| DATASET ENTRIES |
□ □ □
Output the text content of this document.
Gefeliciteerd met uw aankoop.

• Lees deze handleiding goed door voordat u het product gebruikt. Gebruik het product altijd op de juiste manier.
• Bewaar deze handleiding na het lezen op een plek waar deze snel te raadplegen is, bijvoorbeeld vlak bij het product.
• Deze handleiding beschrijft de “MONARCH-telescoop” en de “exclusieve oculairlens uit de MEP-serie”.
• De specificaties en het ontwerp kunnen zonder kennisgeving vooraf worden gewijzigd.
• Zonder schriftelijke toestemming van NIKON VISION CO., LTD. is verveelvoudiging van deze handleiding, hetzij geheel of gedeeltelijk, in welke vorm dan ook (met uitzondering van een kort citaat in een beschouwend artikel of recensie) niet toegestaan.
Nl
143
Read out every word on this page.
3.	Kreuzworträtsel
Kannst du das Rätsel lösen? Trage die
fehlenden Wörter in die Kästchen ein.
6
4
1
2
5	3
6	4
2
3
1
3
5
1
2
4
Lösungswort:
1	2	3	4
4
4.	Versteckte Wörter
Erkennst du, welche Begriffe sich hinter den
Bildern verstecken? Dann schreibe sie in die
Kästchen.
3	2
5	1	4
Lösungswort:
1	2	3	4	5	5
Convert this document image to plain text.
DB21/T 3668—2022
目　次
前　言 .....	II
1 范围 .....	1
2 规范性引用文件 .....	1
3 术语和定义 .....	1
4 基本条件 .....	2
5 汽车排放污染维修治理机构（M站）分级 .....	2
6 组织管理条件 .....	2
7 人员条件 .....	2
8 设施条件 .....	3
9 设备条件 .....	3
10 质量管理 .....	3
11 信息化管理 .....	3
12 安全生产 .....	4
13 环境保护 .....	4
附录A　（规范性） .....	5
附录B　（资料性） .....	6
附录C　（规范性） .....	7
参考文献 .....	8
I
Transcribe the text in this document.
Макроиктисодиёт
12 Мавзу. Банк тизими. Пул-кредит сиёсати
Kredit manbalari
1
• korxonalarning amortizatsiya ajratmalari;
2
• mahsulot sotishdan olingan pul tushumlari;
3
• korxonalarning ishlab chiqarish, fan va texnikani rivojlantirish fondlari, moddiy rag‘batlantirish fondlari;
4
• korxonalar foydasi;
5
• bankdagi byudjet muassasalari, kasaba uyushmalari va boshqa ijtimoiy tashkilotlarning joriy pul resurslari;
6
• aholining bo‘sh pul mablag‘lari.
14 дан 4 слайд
□ □ □
| TASK STATEMENT |
Please retype, exactly as written, every line from the line containing "Transcribe the text in this document." through the last line of the records above, including both of those lines, and nothing else.

| FINISHED EXERCISE |
Transcribe the text in this document.
Макроиктисодиёт
12 Мавзу. Банк тизими. Пул-кредит сиёсати
Kredit manbalari
1
• korxonalarning amortizatsiya ajratmalari;
2
• mahsulot sotishdan olingan pul tushumlari;
3
• korxonalarning ishlab chiqarish, fan va texnikani rivojlantirish fondlari, moddiy rag‘batlantirish fondlari;
4
• korxonalar foydasi;
5
• bankdagi byudjet muassasalari, kasaba uyushmalari va boshqa ijtimoiy tashkilotlarning joriy pul resurslari;
6
• aholining bo‘sh pul mablag‘lari.
14 дан 4 слайд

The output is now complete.